## 问题描述 1
请判断下列三项说法是否符合这段 celery worker 指南,每项回答“是”或“否”,并原样引用指南中起决定作用的文字。(a) 主机名参数中的 %n 只展开为主机名,不含域名。(b) 指南建议在生产环境中直接在前台运行 worker。(c) 用 celery multi 重启时,需要为每个 worker 指定 pidfile 和 logfile。
## 问题描述 2
根据这段 celery worker 指南,当前主机名为 george.example.com 时,worker1.%d 会展开成什么?
## 问题描述 3
从这段 celery worker 指南的末句之后接着往下写。

## 文档片段
#sora#celery worker guide abstract
2019独角兽企业重金招聘Python工程师标准>>>
celery worker guide abstract
启动worker:
e.g. celery -A proj worker -l info
celery -A proj worker --loglevel=INFO --concurrency=10 -n worker1.%h
备注:
The hostname argument can expand the following variables:
%h: Hostname including domain name.
%n: Hostname only.
%d: Domain name only.
E.g. if the current hostname is george.example.com then these will expand to:
worker1.%h -> worker1.george.example.com
worker1.%n -> worker1.george
worker1.%d -> worker1.example.com
关闭worker:
如果遇到worker死循环无法退出,可以用此:
ps auxww | grep 'celery worker' | awk '{print $2}' | xargs kill -9
要重启worker,最简单的方法便是用celery multi,但是要注意为每个worker指定pidfile和logfile
celery multi start 1 -A proj -l info -c4 --pidfile=/var/run/celery/%n.pid
celery multi restart 1 --pidfile=/var/run/celery/%n.pid
在生产环境中应使用init脚本或supervisord运行为daemon
几种信号:
The worker’s main process overrides the following signals:
TERM Warm shutdown, wait for tasks to complete.

## 条目列表
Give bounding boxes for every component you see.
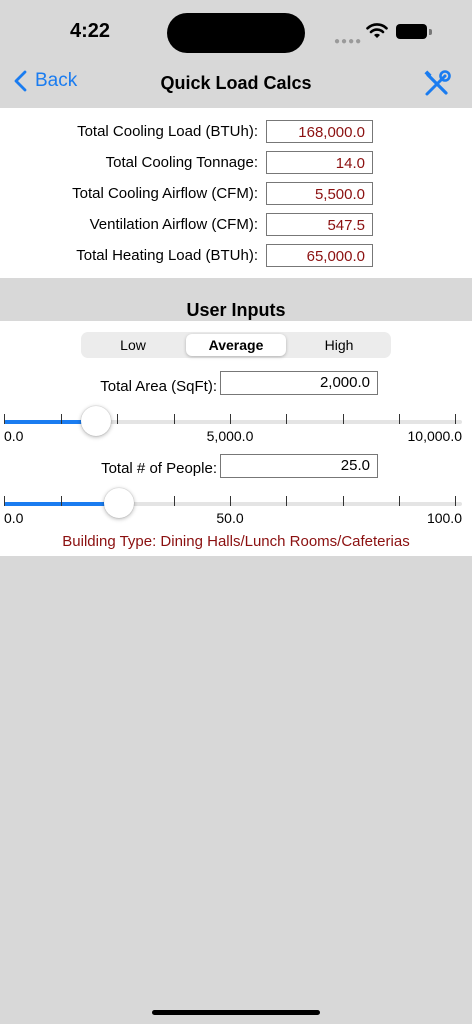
area-min-label: 0.0 [4, 428, 24, 444]
total-area-field[interactable]: 2,000.0 [220, 371, 378, 395]
slider-tick [230, 496, 231, 506]
result-row-cooling-load: Total Cooling Load (BTUh): 168,000.0 [0, 120, 472, 146]
cooling-load-value: 168,000.0 [266, 120, 373, 143]
people-mid-label: 50.0 [216, 510, 244, 526]
slider-tick [399, 496, 400, 506]
heating-load-label: Total Heating Load (BTUh): [76, 247, 258, 264]
dynamic-island [167, 13, 305, 53]
user-inputs-header: User Inputs [0, 279, 472, 321]
total-people-label: Total # of People: [101, 460, 217, 477]
slider-tick [230, 414, 231, 424]
slider-tick [455, 496, 456, 506]
wrench-screwdriver-icon [424, 70, 451, 96]
cellular-signal-icon: ●●●● [334, 36, 363, 47]
heating-load-value: 65,000.0 [266, 244, 373, 267]
cooling-airflow-label: Total Cooling Airflow (CFM): [72, 185, 258, 202]
slider-tick [399, 414, 400, 424]
results-panel: Total Cooling Load (BTUh): 168,000.0 Tot… [0, 108, 472, 278]
cooling-load-label: Total Cooling Load (BTUh): [77, 123, 258, 140]
segment-low[interactable]: Low [83, 334, 183, 356]
slider-tick [61, 496, 62, 506]
segment-high[interactable]: High [289, 334, 389, 356]
battery-cap-icon [429, 29, 432, 35]
area-mid-label: 5,000.0 [206, 428, 254, 444]
result-row-ventilation-airflow: Ventilation Airflow (CFM): 547.5 [0, 213, 472, 239]
total-people-slider[interactable]: 0.0 50.0 100.0 [4, 486, 462, 526]
status-time: 4:22 [69, 20, 111, 42]
navigation-bar: Back Quick Load Calcs [0, 62, 472, 108]
segment-average[interactable]: Average [186, 334, 286, 356]
slider-tick [286, 414, 287, 424]
page-title: Quick Load Calcs [160, 73, 312, 93]
ventilation-airflow-value: 547.5 [266, 213, 373, 236]
people-max-label: 100.0 [426, 510, 462, 526]
slider-tick [117, 414, 118, 424]
result-row-cooling-tonnage: Total Cooling Tonnage: 14.0 [0, 151, 472, 177]
user-inputs-panel: Low Average High Total Area (SqFt): 2,00… [0, 321, 472, 556]
settings-button[interactable] [423, 70, 451, 103]
slider-tick [343, 414, 344, 424]
result-row-heating-load: Total Heating Load (BTUh): 65,000.0 [0, 244, 472, 270]
slider-tick [4, 496, 5, 506]
ventilation-airflow-label: Ventilation Airflow (CFM): [89, 216, 258, 233]
load-level-segmented-control: Low Average High [81, 332, 391, 358]
slider-tick [174, 414, 175, 424]
result-row-cooling-airflow: Total Cooling Airflow (CFM): 5,500.0 [0, 182, 472, 208]
total-people-field[interactable]: 25.0 [220, 454, 378, 478]
user-inputs-title: User Inputs [186, 300, 286, 320]
total-area-label: Total Area (SqFt): [100, 378, 217, 395]
area-max-label: 10,000.0 [407, 428, 463, 444]
slider-tick [455, 414, 456, 424]
battery-icon [396, 24, 427, 39]
home-indicator[interactable] [152, 1010, 320, 1015]
building-type-label: Building Type: Dining Halls/Lunch Rooms/… [62, 533, 410, 550]
cooling-tonnage-value: 14.0 [266, 151, 373, 174]
cooling-airflow-value: 5,500.0 [266, 182, 373, 205]
status-bar: 4:22 ●●●● [0, 0, 472, 62]
wifi-icon [366, 23, 388, 38]
slider-tick [286, 496, 287, 506]
slider-tick [4, 414, 5, 424]
cooling-tonnage-label: Total Cooling Tonnage: [105, 154, 258, 171]
slider-tick [343, 496, 344, 506]
total-area-slider[interactable]: 0.0 5,000.0 10,000.0 [4, 404, 462, 444]
slider-tick [174, 496, 175, 506]
slider-thumb[interactable] [103, 488, 134, 518]
slider-tick [61, 414, 62, 424]
people-min-label: 0.0 [4, 510, 24, 526]
slider-thumb[interactable] [80, 406, 111, 436]
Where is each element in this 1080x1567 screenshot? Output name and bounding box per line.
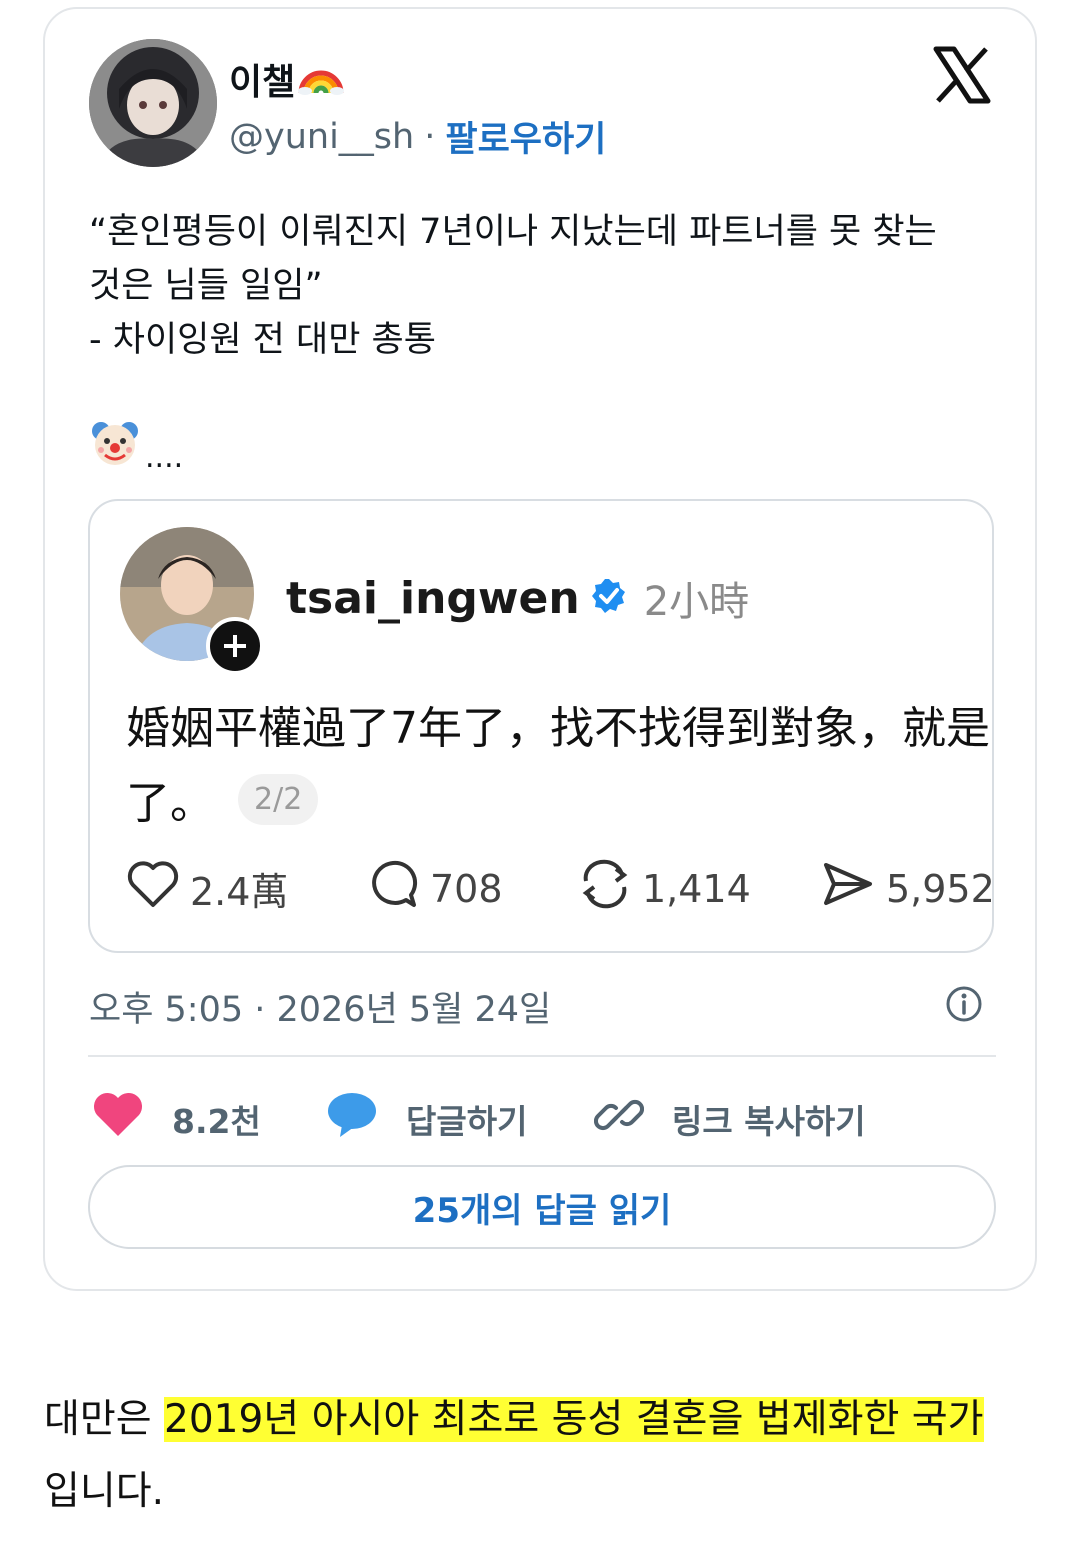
heart-outline-icon xyxy=(126,859,180,918)
tweet-card: 이챌 @yuni__sh · 팔로우하기 “혼인평등이 이뤄진지 7년이나 지났… xyxy=(43,7,1037,1291)
display-name-text: 이챌 xyxy=(229,62,296,103)
divider xyxy=(88,1055,996,1057)
tweet-text: “혼인평등이 이뤄진지 7년이나 지났는데 파트너를 못 찾는 것은 님들 일임… xyxy=(89,212,937,360)
separator-dot: · xyxy=(424,116,436,157)
embedded-comments: 708 xyxy=(366,859,503,918)
heart-icon xyxy=(92,1092,144,1146)
comment-icon xyxy=(366,859,420,918)
like-count: 8.2천 xyxy=(172,1102,261,1141)
likes-count: 2.4萬 xyxy=(190,870,289,914)
handle-row: @yuni__sh · 팔로우하기 xyxy=(229,111,606,162)
shares-count: 5,952 xyxy=(886,866,994,911)
embedded-text-line1: 婚姻平權過了7年了，找不找得到對象，就是 xyxy=(126,703,990,754)
embedded-likes: 2.4萬 xyxy=(126,859,288,918)
embedded-text-line2-row: 了。 2/2 xyxy=(126,767,319,831)
embedded-post-image[interactable]: tsai_ingwen 2小時 婚姻平權過了7年了，找不找得到對象，就是 了。 … xyxy=(88,499,994,953)
embedded-header: tsai_ingwen 2小時 xyxy=(286,569,749,627)
verified-badge-icon xyxy=(590,577,628,619)
embedded-shares: 5,952 xyxy=(820,859,994,918)
caption-before: 대만은 xyxy=(44,1397,165,1442)
embedded-text-line2: 了。 xyxy=(126,778,214,829)
like-button[interactable]: 8.2천 xyxy=(92,1081,261,1157)
reply-label: 답글하기 xyxy=(406,1102,528,1141)
x-logo-icon[interactable] xyxy=(932,45,992,105)
comments-count: 708 xyxy=(430,866,503,911)
embedded-reposts: 1,414 xyxy=(578,859,751,918)
info-icon[interactable] xyxy=(945,985,983,1023)
repost-icon xyxy=(578,859,632,918)
speech-bubble-icon xyxy=(326,1091,378,1147)
copy-link-label: 링크 복사하기 xyxy=(672,1102,866,1141)
embedded-time: 2小時 xyxy=(643,579,750,625)
caption-highlight: 2019년 아시아 최초로 동성 결혼을 법제화한 국가 xyxy=(164,1397,984,1442)
clown-face-icon xyxy=(89,417,141,473)
embedded-stats: 2.4萬 708 1,414 5,952 xyxy=(126,859,994,919)
read-replies-button[interactable]: 25개의 답글 읽기 xyxy=(88,1165,996,1249)
clown-row: .... xyxy=(89,417,183,473)
author-avatar[interactable] xyxy=(89,39,217,167)
plus-icon xyxy=(206,617,264,675)
author-display-name[interactable]: 이챌 xyxy=(229,53,345,105)
clown-suffix: .... xyxy=(145,440,184,475)
copy-link-button[interactable]: 링크 복사하기 xyxy=(593,1081,866,1157)
link-icon xyxy=(593,1090,645,1148)
tweet-timestamp[interactable]: 오후 5:05 · 2026년 5월 24일 xyxy=(89,981,551,1032)
page-indicator: 2/2 xyxy=(238,773,319,825)
caption-paragraph: 대만은 2019년 아시아 최초로 동성 결혼을 법제화한 국가 입니다. xyxy=(44,1384,1044,1528)
caption-after: 입니다. xyxy=(44,1469,165,1514)
reply-button[interactable]: 답글하기 xyxy=(326,1081,527,1157)
rainbow-icon xyxy=(297,55,345,104)
embedded-username: tsai_ingwen xyxy=(286,572,580,624)
author-handle[interactable]: @yuni__sh xyxy=(229,117,414,157)
reposts-count: 1,414 xyxy=(642,866,751,911)
share-icon xyxy=(820,859,876,918)
action-bar: 8.2천 답글하기 링크 복사하기 xyxy=(88,1081,996,1157)
follow-button[interactable]: 팔로우하기 xyxy=(445,111,606,162)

## 预期输出 1
(a) 是:“%n: Hostname only.”
(b) 否:“在生产环境中应使用init脚本或supervisord运行为daemon”
(c) 是:“但是要注意为每个worker指定pidfile和logfile”

## 预期输出 2
worker1.example.com

## 预期输出 3
QUIT Cold shutdown, terminate ASAP
USR1 Dump traceback for all active threads.
USR2 Remote debug, see celery.contrib.rdb.
其他补充说明:
Variables in file paths
The file path arguments for --logfile, --pidfile and --statedb can contain variables that the worker will expand:
Node name replacements
%h: Hostname including domain name.
%n: Hostname only.
%d: Domain name only.
%i: Prefork pool process index or 0 if MainProcess.
%I: Prefork pool process index with separator.
E.g. if the current hostname is george.example.com then these will expand to:
--logfile=%h.log -> george.example.com.log
--logfile=%n.log -> george.log
--logfile=%d -> example.com.log
关于prefork:
Prefork pool process index
The prefork pool process index specifiers will expand into a different filename depending on the process that will eventually need to open the file.
This can be used to specify one log file per child process.
Note that the numbers will stay within the process limit even if processes exit or if autoscale/maxtasksperchild/time limits are used. I.e. the number is the process index not the process count or pid.
%i - Pool process index or 0 if MainProcess.
Where -n worker1@example.com -c2 -f %n-%i.log will result in three log files:
worker1-0.log (main process)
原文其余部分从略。